-- Data shown start --

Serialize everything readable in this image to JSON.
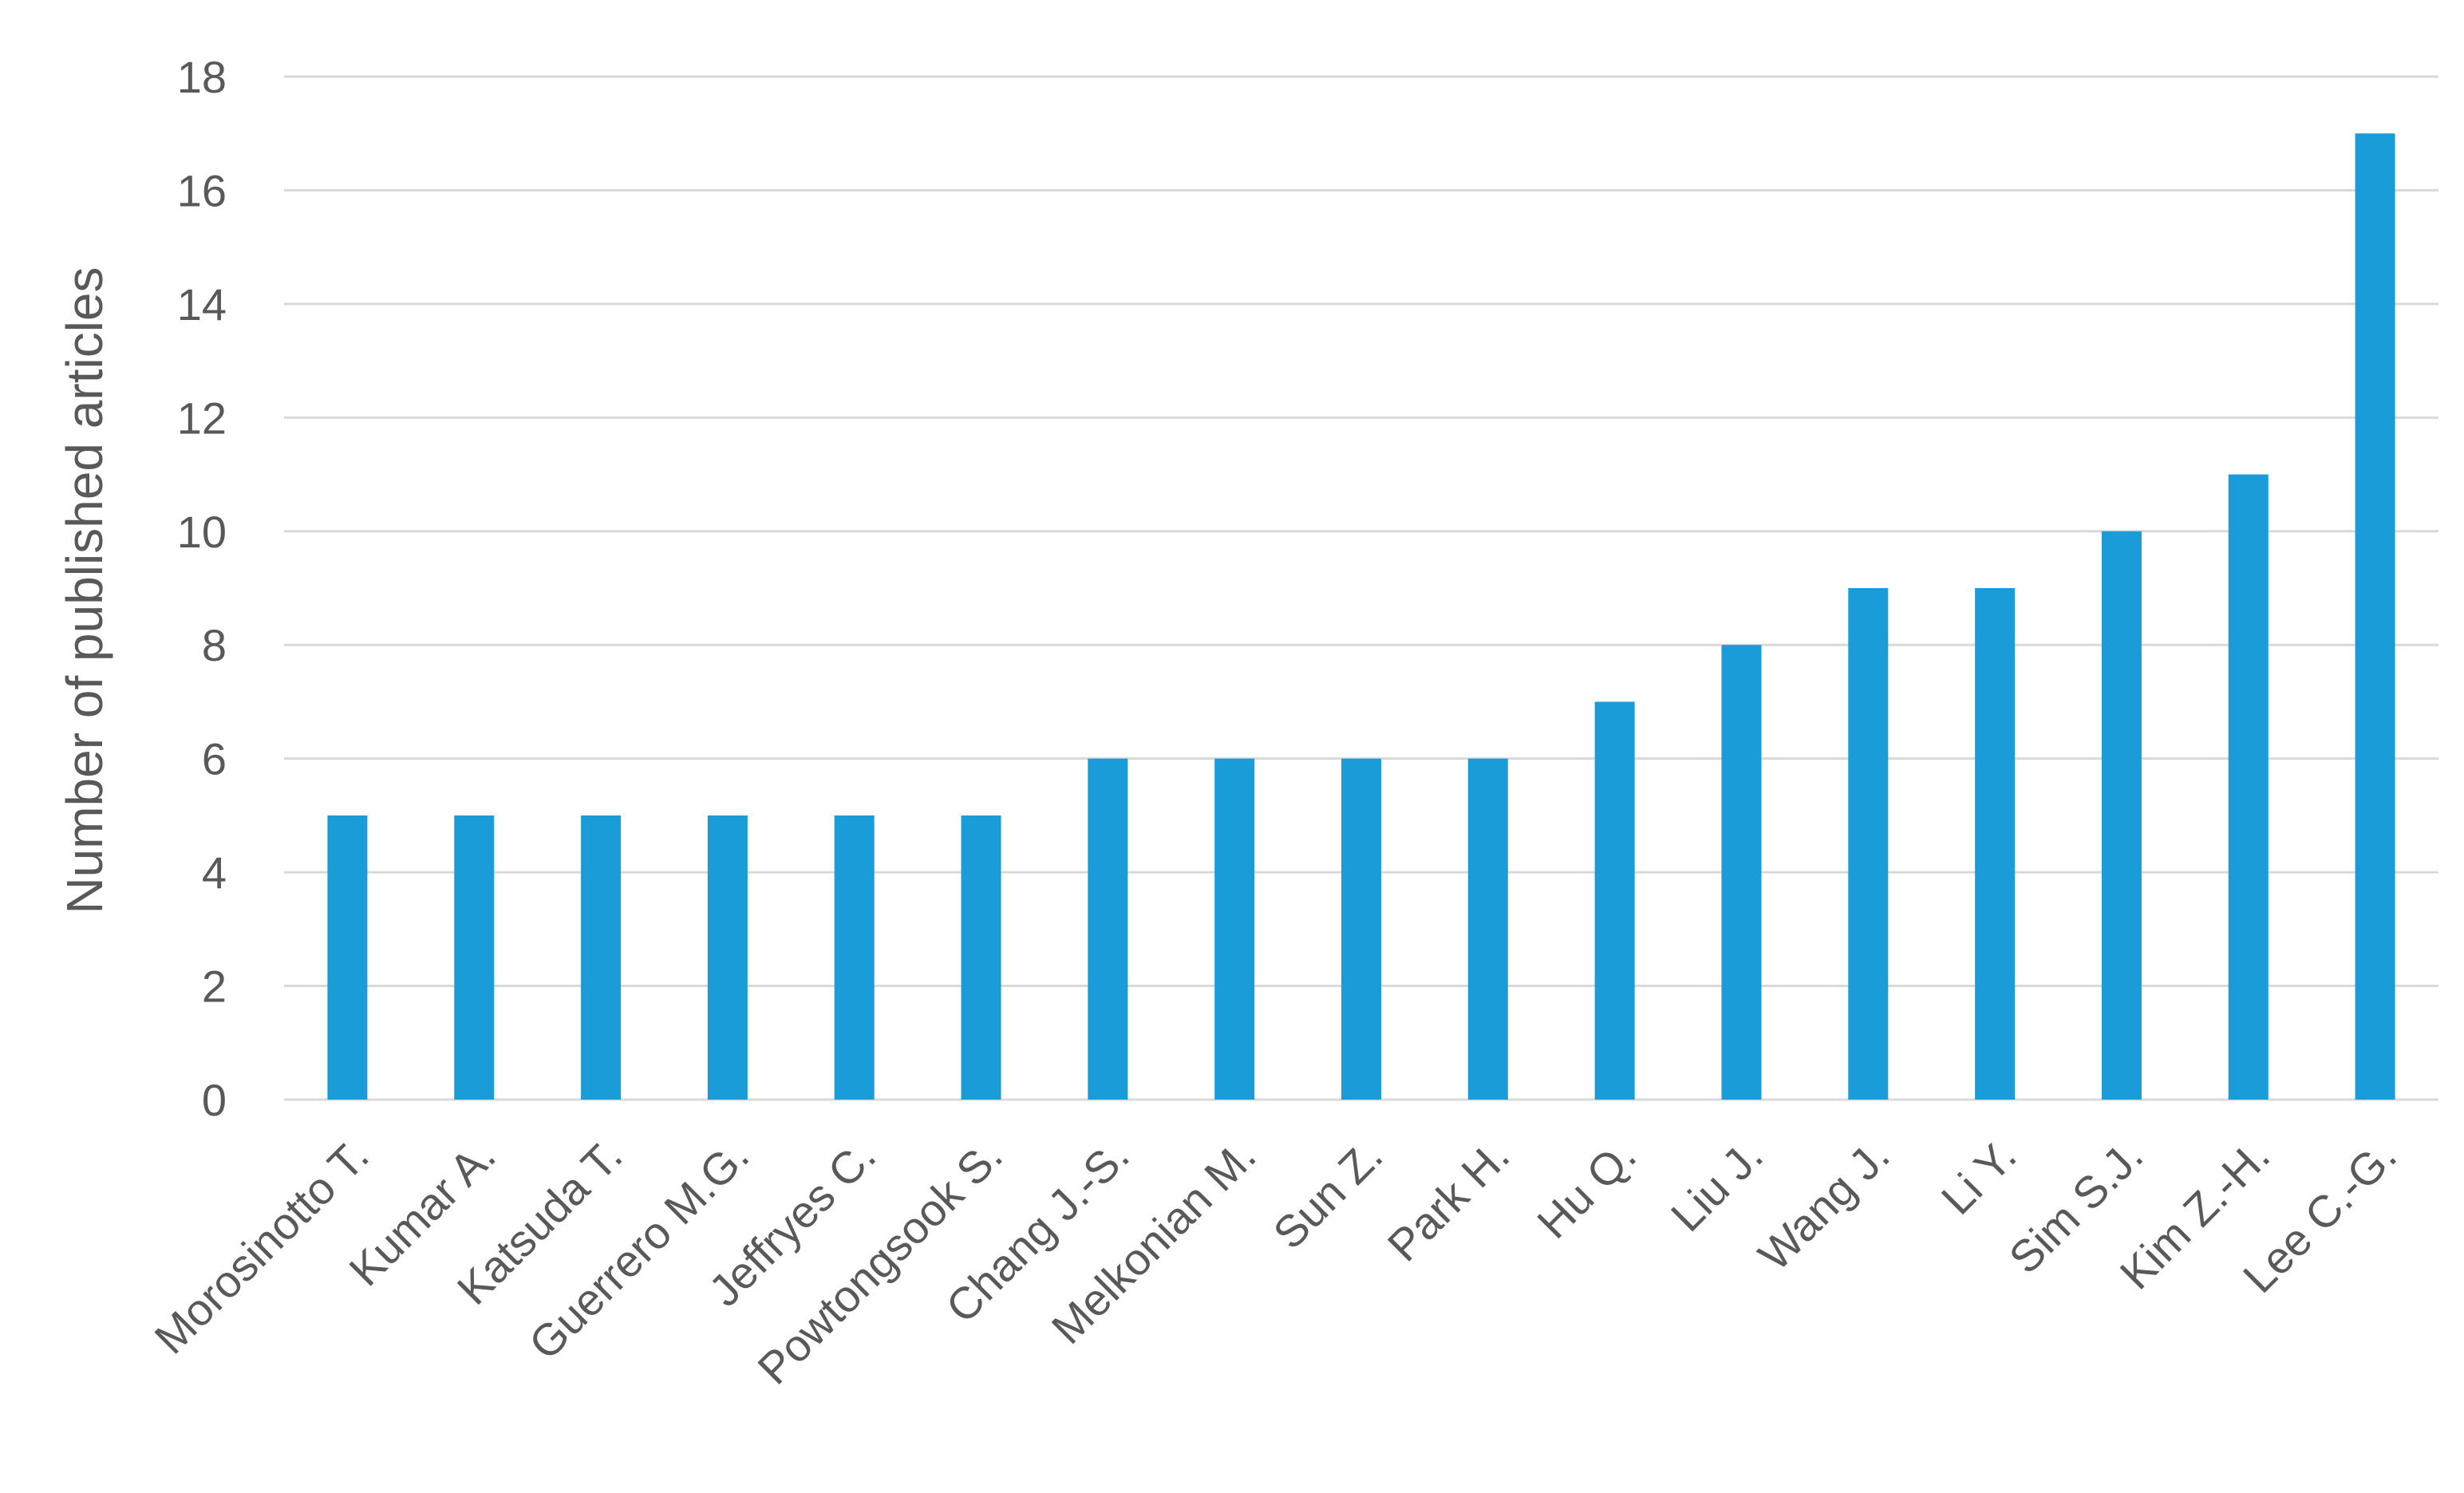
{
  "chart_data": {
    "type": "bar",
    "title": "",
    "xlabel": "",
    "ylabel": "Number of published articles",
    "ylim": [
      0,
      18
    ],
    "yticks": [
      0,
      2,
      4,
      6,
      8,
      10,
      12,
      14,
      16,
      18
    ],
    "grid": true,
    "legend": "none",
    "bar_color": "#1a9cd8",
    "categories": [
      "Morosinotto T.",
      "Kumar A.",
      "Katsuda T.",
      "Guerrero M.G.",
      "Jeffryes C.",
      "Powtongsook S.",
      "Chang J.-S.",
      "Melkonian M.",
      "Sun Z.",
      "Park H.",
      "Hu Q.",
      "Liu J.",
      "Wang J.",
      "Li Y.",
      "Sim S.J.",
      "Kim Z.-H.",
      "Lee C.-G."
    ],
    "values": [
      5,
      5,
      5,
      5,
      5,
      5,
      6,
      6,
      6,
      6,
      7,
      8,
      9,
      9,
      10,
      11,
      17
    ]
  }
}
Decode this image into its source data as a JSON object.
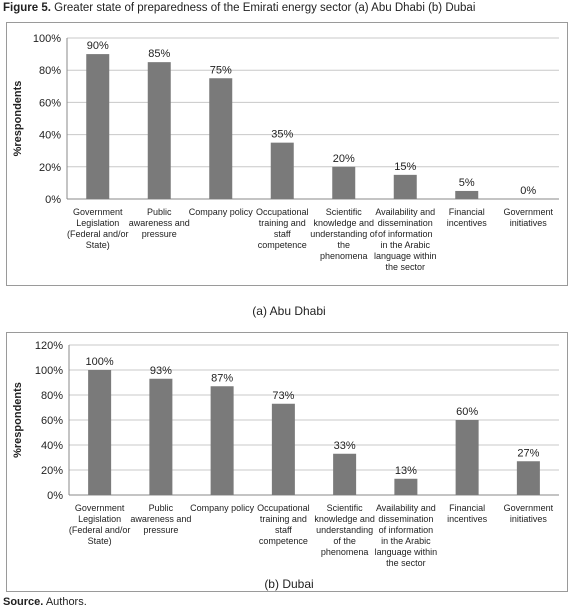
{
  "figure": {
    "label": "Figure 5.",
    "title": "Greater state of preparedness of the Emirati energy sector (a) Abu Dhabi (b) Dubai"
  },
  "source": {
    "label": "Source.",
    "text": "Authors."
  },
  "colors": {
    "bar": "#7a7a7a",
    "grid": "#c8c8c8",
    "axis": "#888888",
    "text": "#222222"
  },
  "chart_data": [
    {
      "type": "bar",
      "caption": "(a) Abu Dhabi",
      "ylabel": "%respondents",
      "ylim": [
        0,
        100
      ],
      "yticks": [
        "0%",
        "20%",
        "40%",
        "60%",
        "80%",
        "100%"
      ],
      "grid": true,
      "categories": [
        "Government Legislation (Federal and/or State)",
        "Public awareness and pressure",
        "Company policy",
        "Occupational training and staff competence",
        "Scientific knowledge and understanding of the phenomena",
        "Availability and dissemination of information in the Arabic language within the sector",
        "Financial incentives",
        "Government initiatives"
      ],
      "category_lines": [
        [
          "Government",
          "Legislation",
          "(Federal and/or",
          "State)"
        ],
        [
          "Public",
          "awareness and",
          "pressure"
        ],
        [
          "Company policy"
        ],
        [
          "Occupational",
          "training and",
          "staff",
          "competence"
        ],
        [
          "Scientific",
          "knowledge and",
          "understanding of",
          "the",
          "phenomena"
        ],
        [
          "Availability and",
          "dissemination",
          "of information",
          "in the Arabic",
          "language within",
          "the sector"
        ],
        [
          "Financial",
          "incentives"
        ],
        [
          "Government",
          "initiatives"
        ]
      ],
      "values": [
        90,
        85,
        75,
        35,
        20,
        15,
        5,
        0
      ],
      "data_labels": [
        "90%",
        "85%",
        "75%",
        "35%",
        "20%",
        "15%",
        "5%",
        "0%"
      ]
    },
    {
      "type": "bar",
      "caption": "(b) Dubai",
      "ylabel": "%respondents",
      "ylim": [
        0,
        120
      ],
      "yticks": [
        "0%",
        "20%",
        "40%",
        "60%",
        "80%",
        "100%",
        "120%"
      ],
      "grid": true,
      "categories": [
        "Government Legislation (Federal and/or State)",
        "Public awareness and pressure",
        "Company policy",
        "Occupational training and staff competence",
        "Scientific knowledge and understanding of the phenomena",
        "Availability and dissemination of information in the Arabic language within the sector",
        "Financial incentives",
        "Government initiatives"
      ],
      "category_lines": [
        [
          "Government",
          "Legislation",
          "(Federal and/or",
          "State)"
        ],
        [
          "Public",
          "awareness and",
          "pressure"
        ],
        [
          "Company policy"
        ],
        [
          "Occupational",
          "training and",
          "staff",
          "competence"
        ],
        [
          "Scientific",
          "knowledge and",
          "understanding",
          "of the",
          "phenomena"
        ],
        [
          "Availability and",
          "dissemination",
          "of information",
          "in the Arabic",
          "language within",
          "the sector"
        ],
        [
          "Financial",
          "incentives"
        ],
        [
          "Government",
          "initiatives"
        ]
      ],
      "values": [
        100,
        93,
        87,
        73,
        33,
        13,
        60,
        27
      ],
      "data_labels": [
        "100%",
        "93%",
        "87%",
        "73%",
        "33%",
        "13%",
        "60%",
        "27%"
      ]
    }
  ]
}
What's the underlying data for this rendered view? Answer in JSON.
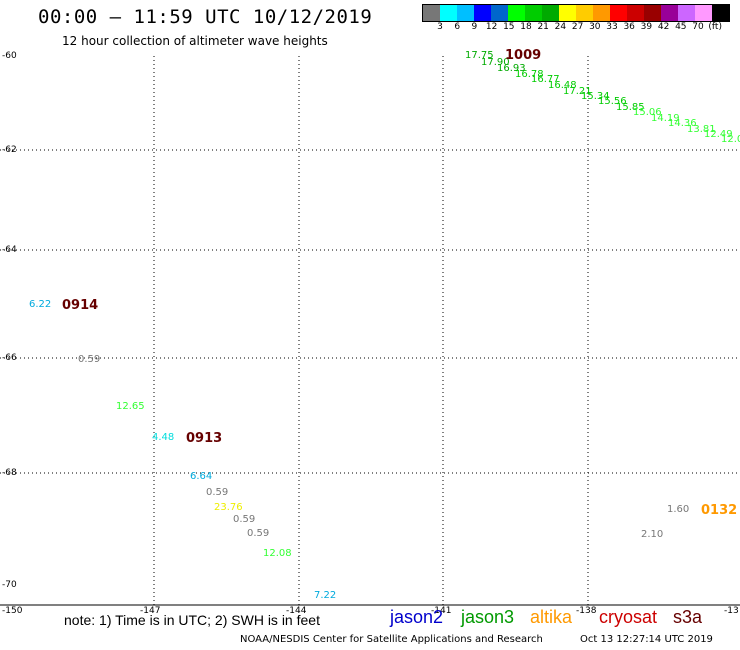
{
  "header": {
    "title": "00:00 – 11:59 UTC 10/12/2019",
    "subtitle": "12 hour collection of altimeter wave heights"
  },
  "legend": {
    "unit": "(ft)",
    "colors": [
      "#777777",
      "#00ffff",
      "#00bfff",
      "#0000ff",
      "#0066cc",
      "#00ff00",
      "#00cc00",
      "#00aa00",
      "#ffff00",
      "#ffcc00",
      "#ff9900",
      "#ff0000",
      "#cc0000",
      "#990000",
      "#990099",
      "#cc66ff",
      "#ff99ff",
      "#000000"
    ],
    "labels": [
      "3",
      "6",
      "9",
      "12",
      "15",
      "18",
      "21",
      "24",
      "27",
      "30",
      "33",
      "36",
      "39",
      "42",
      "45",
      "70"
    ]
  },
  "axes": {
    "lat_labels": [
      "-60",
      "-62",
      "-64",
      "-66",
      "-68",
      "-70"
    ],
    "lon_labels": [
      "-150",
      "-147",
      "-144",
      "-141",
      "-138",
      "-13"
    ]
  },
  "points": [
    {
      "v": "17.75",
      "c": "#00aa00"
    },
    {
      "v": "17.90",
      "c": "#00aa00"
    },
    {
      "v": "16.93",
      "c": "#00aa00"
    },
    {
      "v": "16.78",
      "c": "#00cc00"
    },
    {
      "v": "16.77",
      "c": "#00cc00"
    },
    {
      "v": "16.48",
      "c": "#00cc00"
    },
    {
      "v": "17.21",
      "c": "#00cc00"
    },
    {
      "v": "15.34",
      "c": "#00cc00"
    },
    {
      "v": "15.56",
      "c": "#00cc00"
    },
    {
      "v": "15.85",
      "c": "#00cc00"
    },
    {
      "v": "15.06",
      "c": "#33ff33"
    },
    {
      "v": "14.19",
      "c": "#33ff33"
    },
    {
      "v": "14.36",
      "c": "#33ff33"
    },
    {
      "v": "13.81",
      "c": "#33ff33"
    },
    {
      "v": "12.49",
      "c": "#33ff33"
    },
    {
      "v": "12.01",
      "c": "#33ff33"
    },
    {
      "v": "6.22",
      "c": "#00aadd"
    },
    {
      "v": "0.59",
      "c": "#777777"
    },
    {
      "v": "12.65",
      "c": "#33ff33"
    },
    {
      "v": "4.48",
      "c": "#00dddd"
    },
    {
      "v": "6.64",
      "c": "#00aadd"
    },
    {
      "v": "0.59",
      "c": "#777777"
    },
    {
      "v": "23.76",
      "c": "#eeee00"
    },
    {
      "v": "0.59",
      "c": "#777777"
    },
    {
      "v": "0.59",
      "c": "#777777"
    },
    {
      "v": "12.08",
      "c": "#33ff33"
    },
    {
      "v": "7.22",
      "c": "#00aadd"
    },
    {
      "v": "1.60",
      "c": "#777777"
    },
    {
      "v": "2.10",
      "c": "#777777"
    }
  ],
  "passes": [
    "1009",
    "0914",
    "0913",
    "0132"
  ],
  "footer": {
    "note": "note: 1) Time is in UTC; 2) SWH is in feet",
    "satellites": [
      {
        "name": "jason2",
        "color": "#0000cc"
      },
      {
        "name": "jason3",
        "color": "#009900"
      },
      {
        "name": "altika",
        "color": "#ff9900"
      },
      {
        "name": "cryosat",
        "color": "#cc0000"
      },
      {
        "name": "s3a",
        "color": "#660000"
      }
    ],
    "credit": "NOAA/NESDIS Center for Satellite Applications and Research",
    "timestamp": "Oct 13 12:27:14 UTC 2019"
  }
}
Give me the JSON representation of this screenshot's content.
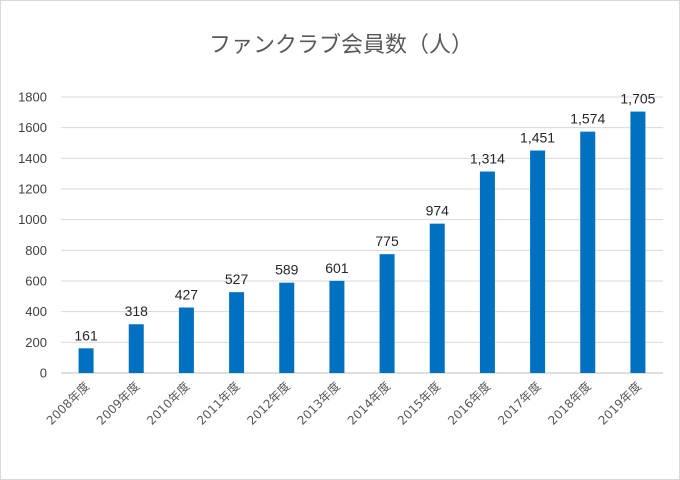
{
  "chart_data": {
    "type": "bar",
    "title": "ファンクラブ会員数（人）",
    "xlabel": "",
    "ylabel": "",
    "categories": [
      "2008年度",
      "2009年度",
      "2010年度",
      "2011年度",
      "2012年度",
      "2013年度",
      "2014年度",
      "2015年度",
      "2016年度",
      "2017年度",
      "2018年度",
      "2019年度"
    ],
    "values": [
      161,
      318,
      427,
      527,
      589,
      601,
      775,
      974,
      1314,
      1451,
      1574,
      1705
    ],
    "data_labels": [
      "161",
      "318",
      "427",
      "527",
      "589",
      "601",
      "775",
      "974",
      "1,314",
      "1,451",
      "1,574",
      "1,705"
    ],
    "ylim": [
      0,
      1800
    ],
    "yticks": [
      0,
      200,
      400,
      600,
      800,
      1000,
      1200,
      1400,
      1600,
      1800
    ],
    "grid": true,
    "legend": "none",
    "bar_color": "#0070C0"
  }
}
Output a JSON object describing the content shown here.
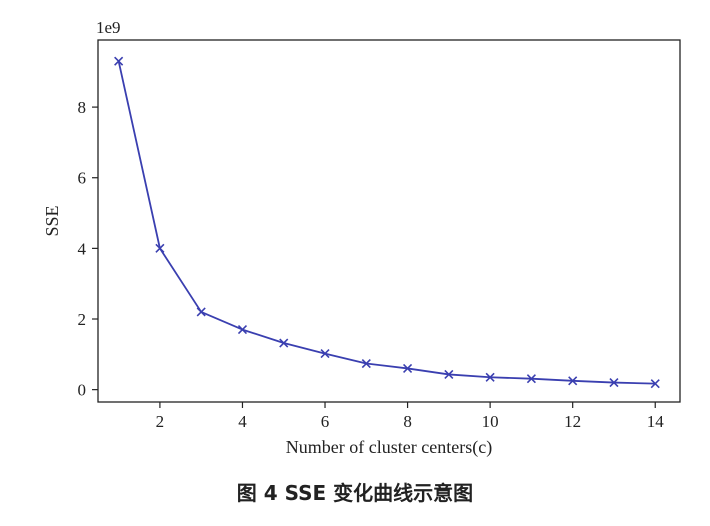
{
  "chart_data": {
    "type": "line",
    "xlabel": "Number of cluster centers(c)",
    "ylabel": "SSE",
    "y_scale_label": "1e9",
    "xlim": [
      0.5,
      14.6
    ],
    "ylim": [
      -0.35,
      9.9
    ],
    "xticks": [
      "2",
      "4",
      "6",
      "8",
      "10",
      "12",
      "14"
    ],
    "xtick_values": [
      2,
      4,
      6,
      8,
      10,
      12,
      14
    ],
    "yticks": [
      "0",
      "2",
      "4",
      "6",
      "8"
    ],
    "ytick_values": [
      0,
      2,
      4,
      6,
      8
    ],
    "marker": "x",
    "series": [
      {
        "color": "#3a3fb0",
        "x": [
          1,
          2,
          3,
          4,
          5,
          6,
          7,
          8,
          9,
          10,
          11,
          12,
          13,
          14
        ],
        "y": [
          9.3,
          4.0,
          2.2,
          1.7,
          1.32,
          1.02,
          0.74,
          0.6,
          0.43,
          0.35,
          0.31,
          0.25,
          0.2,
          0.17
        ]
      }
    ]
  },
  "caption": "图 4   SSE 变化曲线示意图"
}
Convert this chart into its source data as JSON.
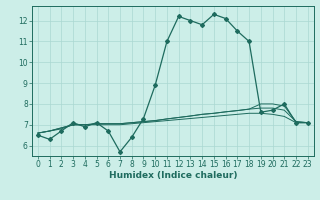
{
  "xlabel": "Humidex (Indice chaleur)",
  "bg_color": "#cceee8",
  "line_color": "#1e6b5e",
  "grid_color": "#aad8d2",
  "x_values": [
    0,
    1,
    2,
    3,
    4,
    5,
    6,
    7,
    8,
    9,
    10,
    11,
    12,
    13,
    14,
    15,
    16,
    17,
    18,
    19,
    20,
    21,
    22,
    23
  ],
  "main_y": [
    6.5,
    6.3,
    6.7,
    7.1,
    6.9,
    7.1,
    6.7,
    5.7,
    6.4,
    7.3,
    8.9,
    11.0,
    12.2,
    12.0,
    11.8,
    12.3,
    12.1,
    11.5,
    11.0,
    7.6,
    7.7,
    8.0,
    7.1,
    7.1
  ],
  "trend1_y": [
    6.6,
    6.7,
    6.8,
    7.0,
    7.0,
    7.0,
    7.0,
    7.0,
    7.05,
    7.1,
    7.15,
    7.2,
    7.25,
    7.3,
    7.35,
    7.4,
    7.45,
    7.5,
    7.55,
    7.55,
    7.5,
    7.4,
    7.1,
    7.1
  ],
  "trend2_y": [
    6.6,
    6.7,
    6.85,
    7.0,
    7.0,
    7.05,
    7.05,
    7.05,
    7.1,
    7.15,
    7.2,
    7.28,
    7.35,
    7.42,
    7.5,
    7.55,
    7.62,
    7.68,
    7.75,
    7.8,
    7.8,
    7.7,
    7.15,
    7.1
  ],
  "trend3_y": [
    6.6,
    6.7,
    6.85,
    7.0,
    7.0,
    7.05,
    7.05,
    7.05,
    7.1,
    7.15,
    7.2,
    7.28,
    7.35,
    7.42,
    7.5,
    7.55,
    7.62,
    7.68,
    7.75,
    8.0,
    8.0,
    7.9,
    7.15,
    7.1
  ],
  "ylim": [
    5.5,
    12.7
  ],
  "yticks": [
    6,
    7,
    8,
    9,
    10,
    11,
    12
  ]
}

-- Data shown end --

§ **To be done**
Each line that holds the word "name" is to be copied.

§ **Answer to the problem**
        "name": "jason2",
        "name": "jason3",
        "name": "altika",
        "name": "cryosat",
        "name": "s3a",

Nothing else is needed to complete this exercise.